▸ WHAT YOU WILL DO
Write out the complete material exactly as it stands.

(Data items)
(begin)

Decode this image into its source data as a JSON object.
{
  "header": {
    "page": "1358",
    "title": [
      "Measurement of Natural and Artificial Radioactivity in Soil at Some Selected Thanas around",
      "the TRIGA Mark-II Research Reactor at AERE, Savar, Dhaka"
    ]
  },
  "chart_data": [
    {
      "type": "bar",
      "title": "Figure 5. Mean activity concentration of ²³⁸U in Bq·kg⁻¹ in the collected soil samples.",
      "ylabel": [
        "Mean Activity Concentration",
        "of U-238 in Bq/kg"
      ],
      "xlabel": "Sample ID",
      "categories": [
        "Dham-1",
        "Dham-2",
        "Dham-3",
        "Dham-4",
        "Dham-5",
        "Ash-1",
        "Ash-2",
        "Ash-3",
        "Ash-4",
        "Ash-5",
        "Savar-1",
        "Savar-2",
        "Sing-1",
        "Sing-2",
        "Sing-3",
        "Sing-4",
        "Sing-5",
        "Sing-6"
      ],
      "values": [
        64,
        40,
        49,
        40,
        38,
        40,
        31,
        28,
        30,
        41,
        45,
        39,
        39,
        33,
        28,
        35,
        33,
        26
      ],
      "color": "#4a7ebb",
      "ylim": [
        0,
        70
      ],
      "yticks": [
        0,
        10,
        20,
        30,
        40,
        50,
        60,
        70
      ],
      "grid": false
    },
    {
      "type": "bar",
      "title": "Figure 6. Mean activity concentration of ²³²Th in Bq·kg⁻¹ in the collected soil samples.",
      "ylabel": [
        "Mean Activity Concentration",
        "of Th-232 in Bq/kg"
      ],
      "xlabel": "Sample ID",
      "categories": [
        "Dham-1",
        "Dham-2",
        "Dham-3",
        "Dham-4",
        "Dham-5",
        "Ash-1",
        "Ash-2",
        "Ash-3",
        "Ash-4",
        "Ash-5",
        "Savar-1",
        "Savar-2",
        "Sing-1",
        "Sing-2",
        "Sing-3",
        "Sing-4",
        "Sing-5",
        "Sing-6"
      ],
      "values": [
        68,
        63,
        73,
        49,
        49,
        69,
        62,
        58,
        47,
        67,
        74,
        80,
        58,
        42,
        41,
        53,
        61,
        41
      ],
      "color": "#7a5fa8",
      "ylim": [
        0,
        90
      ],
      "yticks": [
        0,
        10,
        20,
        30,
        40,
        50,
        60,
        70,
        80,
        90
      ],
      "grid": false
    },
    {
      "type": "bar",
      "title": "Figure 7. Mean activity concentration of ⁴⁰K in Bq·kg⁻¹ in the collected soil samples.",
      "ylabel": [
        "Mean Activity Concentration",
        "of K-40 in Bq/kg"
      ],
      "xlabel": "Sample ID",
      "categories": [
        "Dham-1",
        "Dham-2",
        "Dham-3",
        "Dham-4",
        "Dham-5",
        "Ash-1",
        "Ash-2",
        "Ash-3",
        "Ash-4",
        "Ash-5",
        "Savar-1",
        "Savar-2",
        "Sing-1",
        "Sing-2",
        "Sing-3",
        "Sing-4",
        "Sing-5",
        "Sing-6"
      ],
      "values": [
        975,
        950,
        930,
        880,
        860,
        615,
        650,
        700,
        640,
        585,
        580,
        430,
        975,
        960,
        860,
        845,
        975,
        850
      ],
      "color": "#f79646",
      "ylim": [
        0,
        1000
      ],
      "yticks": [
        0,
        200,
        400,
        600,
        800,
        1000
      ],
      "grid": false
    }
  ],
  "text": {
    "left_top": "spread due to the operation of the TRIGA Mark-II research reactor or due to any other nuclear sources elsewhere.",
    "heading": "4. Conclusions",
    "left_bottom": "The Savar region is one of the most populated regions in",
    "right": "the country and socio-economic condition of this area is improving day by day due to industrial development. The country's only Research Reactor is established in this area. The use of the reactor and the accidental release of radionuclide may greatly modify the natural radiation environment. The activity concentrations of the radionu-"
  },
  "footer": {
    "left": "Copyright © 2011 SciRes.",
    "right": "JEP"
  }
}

(end)

▸ REPLY TO THE EXERCISE
Decode this image into its source data as a JSON object.
{
  "header": {
    "page": "1358",
    "title": [
      "Measurement of Natural and Artificial Radioactivity in Soil at Some Selected Thanas around",
      "the TRIGA Mark-II Research Reactor at AERE, Savar, Dhaka"
    ]
  },
  "chart_data": [
    {
      "type": "bar",
      "title": "Figure 5. Mean activity concentration of ²³⁸U in Bq·kg⁻¹ in the collected soil samples.",
      "ylabel": [
        "Mean Activity Concentration",
        "of U-238 in Bq/kg"
      ],
      "xlabel": "Sample ID",
      "categories": [
        "Dham-1",
        "Dham-2",
        "Dham-3",
        "Dham-4",
        "Dham-5",
        "Ash-1",
        "Ash-2",
        "Ash-3",
        "Ash-4",
        "Ash-5",
        "Savar-1",
        "Savar-2",
        "Sing-1",
        "Sing-2",
        "Sing-3",
        "Sing-4",
        "Sing-5",
        "Sing-6"
      ],
      "values": [
        64,
        40,
        49,
        40,
        38,
        40,
        31,
        28,
        30,
        41,
        45,
        39,
        39,
        33,
        28,
        35,
        33,
        26
      ],
      "color": "#4a7ebb",
      "ylim": [
        0,
        70
      ],
      "yticks": [
        0,
        10,
        20,
        30,
        40,
        50,
        60,
        70
      ],
      "grid": false
    },
    {
      "type": "bar",
      "title": "Figure 6. Mean activity concentration of ²³²Th in Bq·kg⁻¹ in the collected soil samples.",
      "ylabel": [
        "Mean Activity Concentration",
        "of Th-232 in Bq/kg"
      ],
      "xlabel": "Sample ID",
      "categories": [
        "Dham-1",
        "Dham-2",
        "Dham-3",
        "Dham-4",
        "Dham-5",
        "Ash-1",
        "Ash-2",
        "Ash-3",
        "Ash-4",
        "Ash-5",
        "Savar-1",
        "Savar-2",
        "Sing-1",
        "Sing-2",
        "Sing-3",
        "Sing-4",
        "Sing-5",
        "Sing-6"
      ],
      "values": [
        68,
        63,
        73,
        49,
        49,
        69,
        62,
        58,
        47,
        67,
        74,
        80,
        58,
        42,
        41,
        53,
        61,
        41
      ],
      "color": "#7a5fa8",
      "ylim": [
        0,
        90
      ],
      "yticks": [
        0,
        10,
        20,
        30,
        40,
        50,
        60,
        70,
        80,
        90
      ],
      "grid": false
    },
    {
      "type": "bar",
      "title": "Figure 7. Mean activity concentration of ⁴⁰K in Bq·kg⁻¹ in the collected soil samples.",
      "ylabel": [
        "Mean Activity Concentration",
        "of K-40 in Bq/kg"
      ],
      "xlabel": "Sample ID",
      "categories": [
        "Dham-1",
        "Dham-2",
        "Dham-3",
        "Dham-4",
        "Dham-5",
        "Ash-1",
        "Ash-2",
        "Ash-3",
        "Ash-4",
        "Ash-5",
        "Savar-1",
        "Savar-2",
        "Sing-1",
        "Sing-2",
        "Sing-3",
        "Sing-4",
        "Sing-5",
        "Sing-6"
      ],
      "values": [
        975,
        950,
        930,
        880,
        860,
        615,
        650,
        700,
        640,
        585,
        580,
        430,
        975,
        960,
        860,
        845,
        975,
        850
      ],
      "color": "#f79646",
      "ylim": [
        0,
        1000
      ],
      "yticks": [
        0,
        200,
        400,
        600,
        800,
        1000
      ],
      "grid": false
    }
  ],
  "text": {
    "left_top": "spread due to the operation of the TRIGA Mark-II research reactor or due to any other nuclear sources elsewhere.",
    "heading": "4. Conclusions",
    "left_bottom": "The Savar region is one of the most populated regions in",
    "right": "the country and socio-economic condition of this area is improving day by day due to industrial development. The country's only Research Reactor is established in this area. The use of the reactor and the accidental release of radionuclide may greatly modify the natural radiation environment. The activity concentrations of the radionu-"
  },
  "footer": {
    "left": "Copyright © 2011 SciRes.",
    "right": "JEP"
  }
}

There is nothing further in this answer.